Copy out the data exactly, leaving the pictures behind.

__Records provided__.
.....

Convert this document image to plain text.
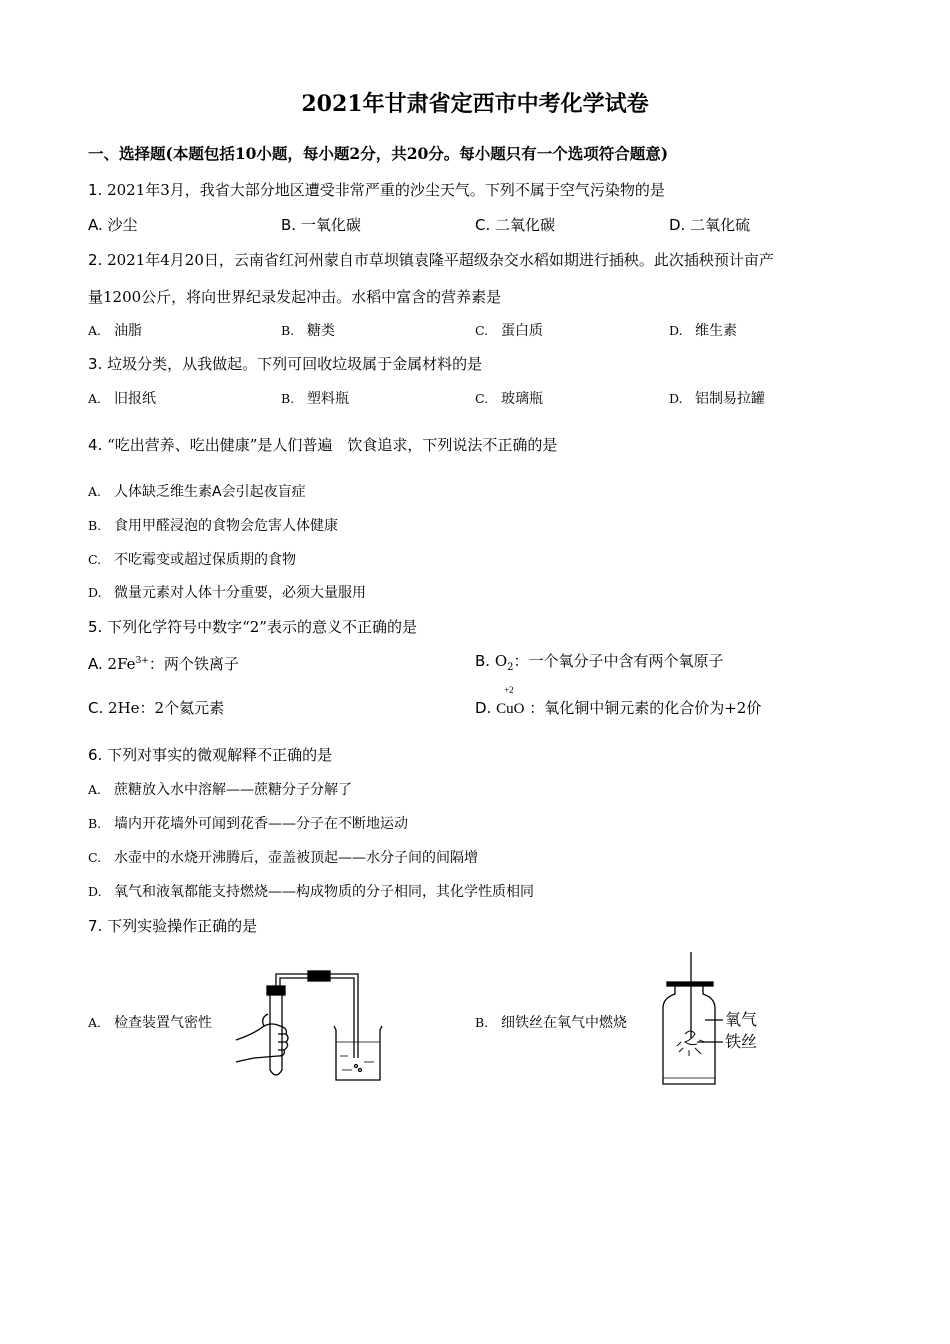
2021年甘肃省定西市中考化学试卷
一、选择题(本题包括10小题，每小题2分，共20分。每小题只有一个选项符合题意)
1. 2021年3月，我省大部分地区遭受非常严重的沙尘天气。下列不属于空气污染物的是
A. 沙尘	B. 一氧化碳	C. 二氧化碳	D. 二氧化硫
2. 2021年4月20日，云南省红河州蒙自市草坝镇袁隆平超级杂交水稻如期进行插秧。此次插秧预计亩产
量1200公斤，将向世界纪录发起冲击。水稻中富含的营养素是
A. 油脂	B. 糖类	C. 蛋白质	D. 维生素
3. 垃圾分类，从我做起。下列可回收垃圾属于金属材料的是
A. 旧报纸	B. 塑料瓶	C. 玻璃瓶	D. 铝制易拉罐
4. “吃出营养、吃出健康”是人们普遍　饮食追求，下列说法不正确的是
A. 人体缺乏维生素A会引起夜盲症
B. 食用甲醛浸泡的食物会危害人体健康
C. 不吃霉变或超过保质期的食物
D. 微量元素对人体十分重要，必须大量服用
5. 下列化学符号中数字“2”表示的意义不正确的是
A. $2Fe^{3+}$：两个铁离子	B. $O_2$：一个氧分子中含有两个氧原子
C. 2He：2个氦元素	D.
+2
CuO ：氧化铜中铜元素的化合价为+2价
6. 下列对事实的微观解释不正确的是
A. 蔗糖放入水中溶解——蔗糖分子分解了
B. 墙内开花墙外可闻到花香——分子在不断地运动
C. 水壶中的水烧开沸腾后，壶盖被顶起——水分子间的间隔增
D. 氧气和液氧都能支持燃烧——构成物质的分子相同，其化学性质相同
7. 下列实验操作正确的是
A. 检查装置气密性	B. 细铁丝在氧气中燃烧	氧气
铁丝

.....

__Exercise response__.
Convert this document image to plain text.
2021年甘肃省定西市中考化学试卷
一、选择题(本题包括10小题，每小题2分，共20分。每小题只有一个选项符合题意)
1. 2021年3月，我省大部分地区遭受非常严重的沙尘天气。下列不属于空气污染物的是
A. 沙尘	B. 一氧化碳	C. 二氧化碳	D. 二氧化硫
2. 2021年4月20日，云南省红河州蒙自市草坝镇袁隆平超级杂交水稻如期进行插秧。此次插秧预计亩产
量1200公斤，将向世界纪录发起冲击。水稻中富含的营养素是
A. 油脂	B. 糖类	C. 蛋白质	D. 维生素
3. 垃圾分类，从我做起。下列可回收垃圾属于金属材料的是
A. 旧报纸	B. 塑料瓶	C. 玻璃瓶	D. 铝制易拉罐
4. “吃出营养、吃出健康”是人们普遍　饮食追求，下列说法不正确的是
A. 人体缺乏维生素A会引起夜盲症
B. 食用甲醛浸泡的食物会危害人体健康
C. 不吃霉变或超过保质期的食物
D. 微量元素对人体十分重要，必须大量服用
5. 下列化学符号中数字“2”表示的意义不正确的是
A. $2Fe^{3+}$：两个铁离子	B. $O_2$：一个氧分子中含有两个氧原子
C. 2He：2个氦元素	D.
+2
CuO ：氧化铜中铜元素的化合价为+2价
6. 下列对事实的微观解释不正确的是
A. 蔗糖放入水中溶解——蔗糖分子分解了
B. 墙内开花墙外可闻到花香——分子在不断地运动
C. 水壶中的水烧开沸腾后，壶盖被顶起——水分子间的间隔增
D. 氧气和液氧都能支持燃烧——构成物质的分子相同，其化学性质相同
7. 下列实验操作正确的是
A. 检查装置气密性	B. 细铁丝在氧气中燃烧	氧气
铁丝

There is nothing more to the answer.